Excerpts from a figure dataset:
"""

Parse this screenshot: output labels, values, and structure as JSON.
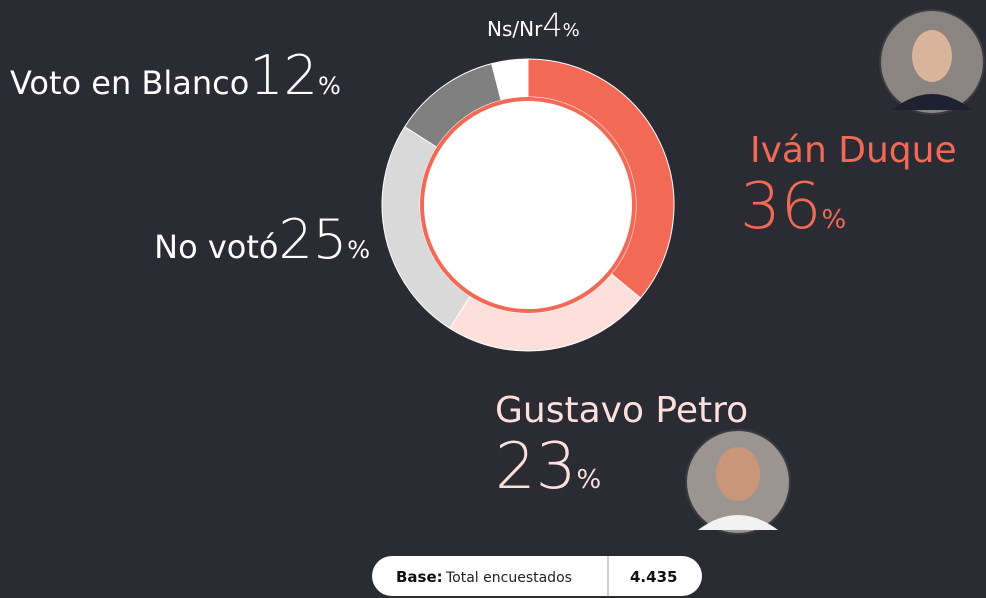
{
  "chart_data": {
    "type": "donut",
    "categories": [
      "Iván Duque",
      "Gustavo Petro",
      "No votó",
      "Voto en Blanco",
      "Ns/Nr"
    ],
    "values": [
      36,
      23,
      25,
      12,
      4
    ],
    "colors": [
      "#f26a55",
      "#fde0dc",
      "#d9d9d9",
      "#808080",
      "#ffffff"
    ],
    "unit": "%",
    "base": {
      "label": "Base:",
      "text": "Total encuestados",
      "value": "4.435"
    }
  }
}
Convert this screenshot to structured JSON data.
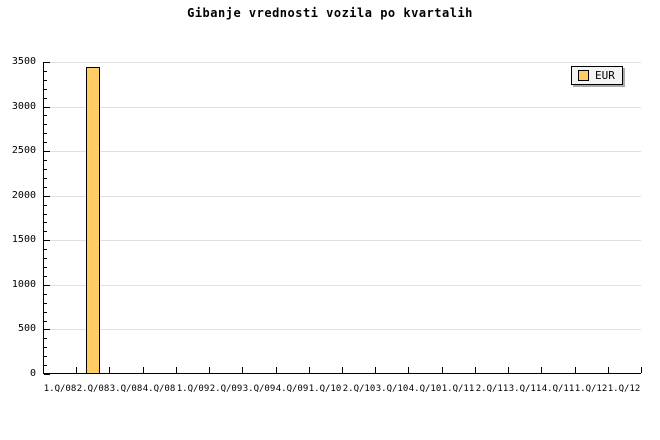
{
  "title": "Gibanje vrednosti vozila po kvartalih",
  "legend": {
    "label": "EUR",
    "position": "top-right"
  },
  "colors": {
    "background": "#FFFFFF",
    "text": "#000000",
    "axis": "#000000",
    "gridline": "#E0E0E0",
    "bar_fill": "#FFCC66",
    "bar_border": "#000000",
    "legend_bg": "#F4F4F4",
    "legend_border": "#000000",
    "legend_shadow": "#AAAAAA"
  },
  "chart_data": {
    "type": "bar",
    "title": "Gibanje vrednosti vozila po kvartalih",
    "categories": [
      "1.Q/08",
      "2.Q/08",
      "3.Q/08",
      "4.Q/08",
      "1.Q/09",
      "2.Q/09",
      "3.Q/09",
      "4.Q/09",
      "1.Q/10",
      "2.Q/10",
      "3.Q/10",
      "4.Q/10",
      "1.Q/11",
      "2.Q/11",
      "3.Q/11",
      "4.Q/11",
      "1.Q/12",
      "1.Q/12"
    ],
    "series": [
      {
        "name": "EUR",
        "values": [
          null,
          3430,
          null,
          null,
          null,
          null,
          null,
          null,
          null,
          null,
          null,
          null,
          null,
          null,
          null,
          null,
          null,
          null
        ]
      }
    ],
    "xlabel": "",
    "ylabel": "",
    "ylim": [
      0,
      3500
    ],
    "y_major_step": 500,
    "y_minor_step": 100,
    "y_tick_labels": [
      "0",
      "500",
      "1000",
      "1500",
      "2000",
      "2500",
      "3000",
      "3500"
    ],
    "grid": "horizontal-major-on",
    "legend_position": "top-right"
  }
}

"""
"""

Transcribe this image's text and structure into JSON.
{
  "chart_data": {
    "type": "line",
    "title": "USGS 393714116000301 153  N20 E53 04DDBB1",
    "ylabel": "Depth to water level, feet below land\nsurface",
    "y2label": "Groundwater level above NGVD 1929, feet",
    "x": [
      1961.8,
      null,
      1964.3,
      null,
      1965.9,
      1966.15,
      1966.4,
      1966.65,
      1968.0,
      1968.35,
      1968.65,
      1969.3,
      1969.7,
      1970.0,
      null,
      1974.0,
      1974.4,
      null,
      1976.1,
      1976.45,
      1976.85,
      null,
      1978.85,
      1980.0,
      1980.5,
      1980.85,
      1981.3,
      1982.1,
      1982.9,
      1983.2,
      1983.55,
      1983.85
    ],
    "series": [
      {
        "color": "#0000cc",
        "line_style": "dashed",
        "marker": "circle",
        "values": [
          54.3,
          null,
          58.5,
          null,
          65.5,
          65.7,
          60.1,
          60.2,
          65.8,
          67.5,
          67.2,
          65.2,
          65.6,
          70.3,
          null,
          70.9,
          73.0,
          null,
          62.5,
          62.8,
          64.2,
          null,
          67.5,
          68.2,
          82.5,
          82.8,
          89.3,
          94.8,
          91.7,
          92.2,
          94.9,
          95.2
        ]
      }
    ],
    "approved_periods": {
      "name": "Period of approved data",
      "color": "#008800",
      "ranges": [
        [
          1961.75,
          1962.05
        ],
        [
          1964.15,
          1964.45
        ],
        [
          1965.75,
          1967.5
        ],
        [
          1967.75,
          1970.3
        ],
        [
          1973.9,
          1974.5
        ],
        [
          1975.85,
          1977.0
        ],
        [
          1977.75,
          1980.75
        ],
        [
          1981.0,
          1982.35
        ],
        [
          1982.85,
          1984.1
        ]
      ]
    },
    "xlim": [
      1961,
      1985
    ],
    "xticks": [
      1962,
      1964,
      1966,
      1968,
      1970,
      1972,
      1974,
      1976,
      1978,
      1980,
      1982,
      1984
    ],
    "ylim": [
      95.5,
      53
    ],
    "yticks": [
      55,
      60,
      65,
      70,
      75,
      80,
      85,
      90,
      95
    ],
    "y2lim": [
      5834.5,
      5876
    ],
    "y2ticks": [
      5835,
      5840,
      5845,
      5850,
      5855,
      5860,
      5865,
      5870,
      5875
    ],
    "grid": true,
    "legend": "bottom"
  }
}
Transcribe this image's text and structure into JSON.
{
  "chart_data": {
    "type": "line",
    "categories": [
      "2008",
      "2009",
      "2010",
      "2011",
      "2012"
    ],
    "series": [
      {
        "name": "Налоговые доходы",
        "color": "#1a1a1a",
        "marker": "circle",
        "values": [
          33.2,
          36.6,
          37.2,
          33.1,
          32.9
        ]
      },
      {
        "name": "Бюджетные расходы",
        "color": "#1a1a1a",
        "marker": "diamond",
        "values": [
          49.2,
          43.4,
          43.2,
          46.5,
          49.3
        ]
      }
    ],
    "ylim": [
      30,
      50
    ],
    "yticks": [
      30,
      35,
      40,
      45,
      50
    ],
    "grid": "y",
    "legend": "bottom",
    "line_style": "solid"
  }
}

"""
"""

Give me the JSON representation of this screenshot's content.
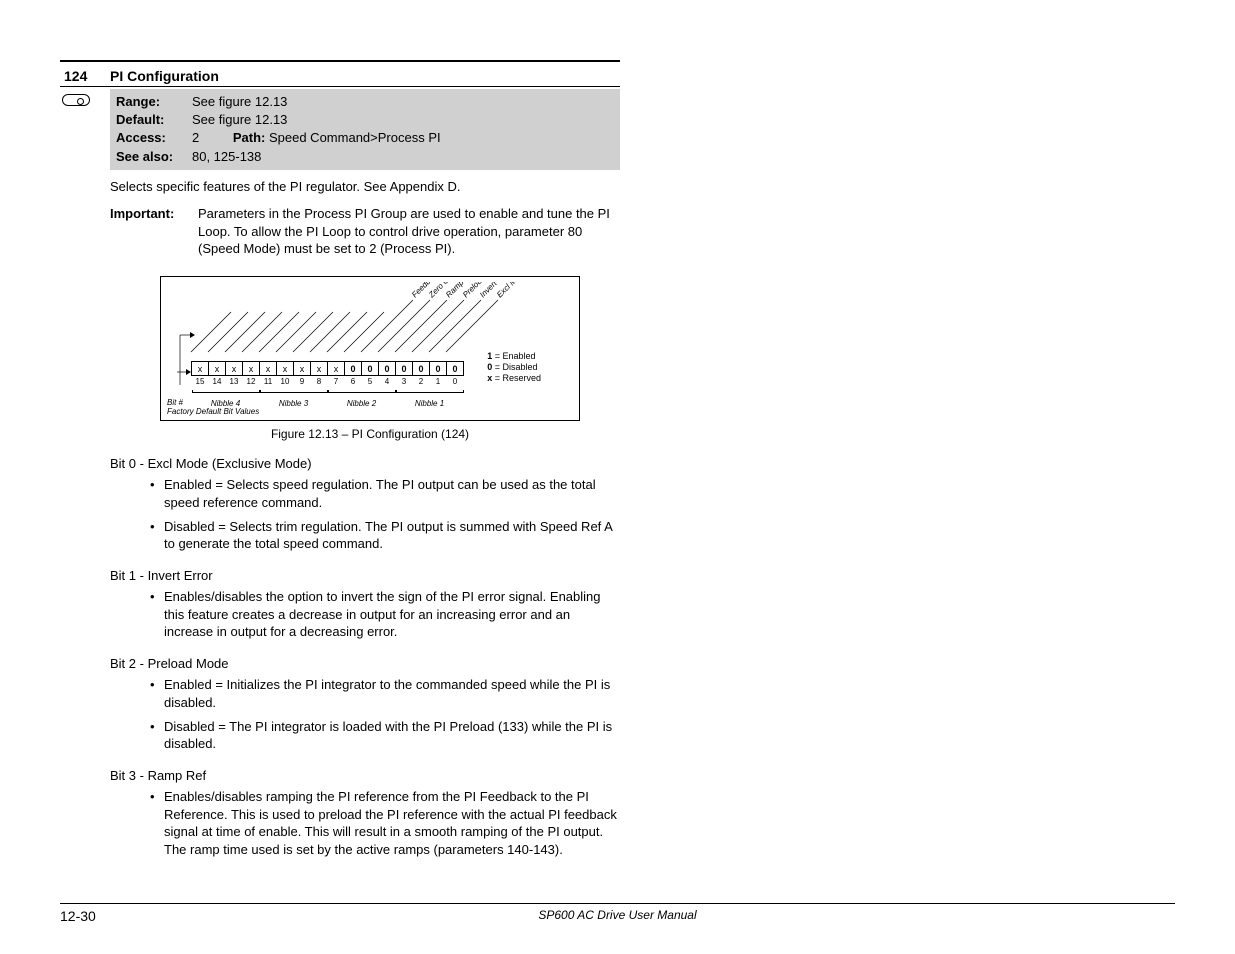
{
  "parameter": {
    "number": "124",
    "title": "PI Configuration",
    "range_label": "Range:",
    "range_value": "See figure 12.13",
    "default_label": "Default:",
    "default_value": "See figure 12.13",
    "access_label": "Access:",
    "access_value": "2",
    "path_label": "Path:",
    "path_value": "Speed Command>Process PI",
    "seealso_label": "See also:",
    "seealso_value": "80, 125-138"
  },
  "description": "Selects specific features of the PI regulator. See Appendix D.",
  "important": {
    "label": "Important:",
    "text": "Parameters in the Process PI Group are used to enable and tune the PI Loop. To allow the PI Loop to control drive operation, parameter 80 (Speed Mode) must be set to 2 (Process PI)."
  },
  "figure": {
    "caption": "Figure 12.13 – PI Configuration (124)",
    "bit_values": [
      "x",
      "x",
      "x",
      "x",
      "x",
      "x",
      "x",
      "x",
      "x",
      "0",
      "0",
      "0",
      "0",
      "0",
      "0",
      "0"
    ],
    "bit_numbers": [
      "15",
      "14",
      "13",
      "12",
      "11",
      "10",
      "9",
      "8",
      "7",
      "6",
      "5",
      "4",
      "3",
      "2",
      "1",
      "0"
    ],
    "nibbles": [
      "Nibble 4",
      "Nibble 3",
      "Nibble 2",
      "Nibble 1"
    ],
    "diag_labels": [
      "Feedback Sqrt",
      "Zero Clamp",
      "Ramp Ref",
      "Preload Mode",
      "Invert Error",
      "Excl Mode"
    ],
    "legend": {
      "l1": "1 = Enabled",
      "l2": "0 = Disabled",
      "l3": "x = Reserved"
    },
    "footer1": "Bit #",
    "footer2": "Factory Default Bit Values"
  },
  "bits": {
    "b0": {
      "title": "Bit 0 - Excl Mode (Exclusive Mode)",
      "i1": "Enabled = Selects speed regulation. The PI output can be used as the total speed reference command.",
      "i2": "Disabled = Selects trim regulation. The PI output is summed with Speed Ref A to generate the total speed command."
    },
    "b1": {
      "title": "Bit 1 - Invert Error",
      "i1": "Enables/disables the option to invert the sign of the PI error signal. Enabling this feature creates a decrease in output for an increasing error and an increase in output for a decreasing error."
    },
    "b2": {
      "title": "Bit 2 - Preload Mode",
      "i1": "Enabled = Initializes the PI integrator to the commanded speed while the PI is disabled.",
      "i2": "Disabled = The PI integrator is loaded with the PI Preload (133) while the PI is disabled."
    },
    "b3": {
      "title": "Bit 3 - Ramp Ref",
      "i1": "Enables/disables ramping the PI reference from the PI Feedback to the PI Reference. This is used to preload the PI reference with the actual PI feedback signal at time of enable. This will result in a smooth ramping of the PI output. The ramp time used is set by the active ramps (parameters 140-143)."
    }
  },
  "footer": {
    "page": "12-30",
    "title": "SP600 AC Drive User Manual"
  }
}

"""

Find how many lines in the listing hold "reference", and reply with that number only.

THE RESPONSE. 2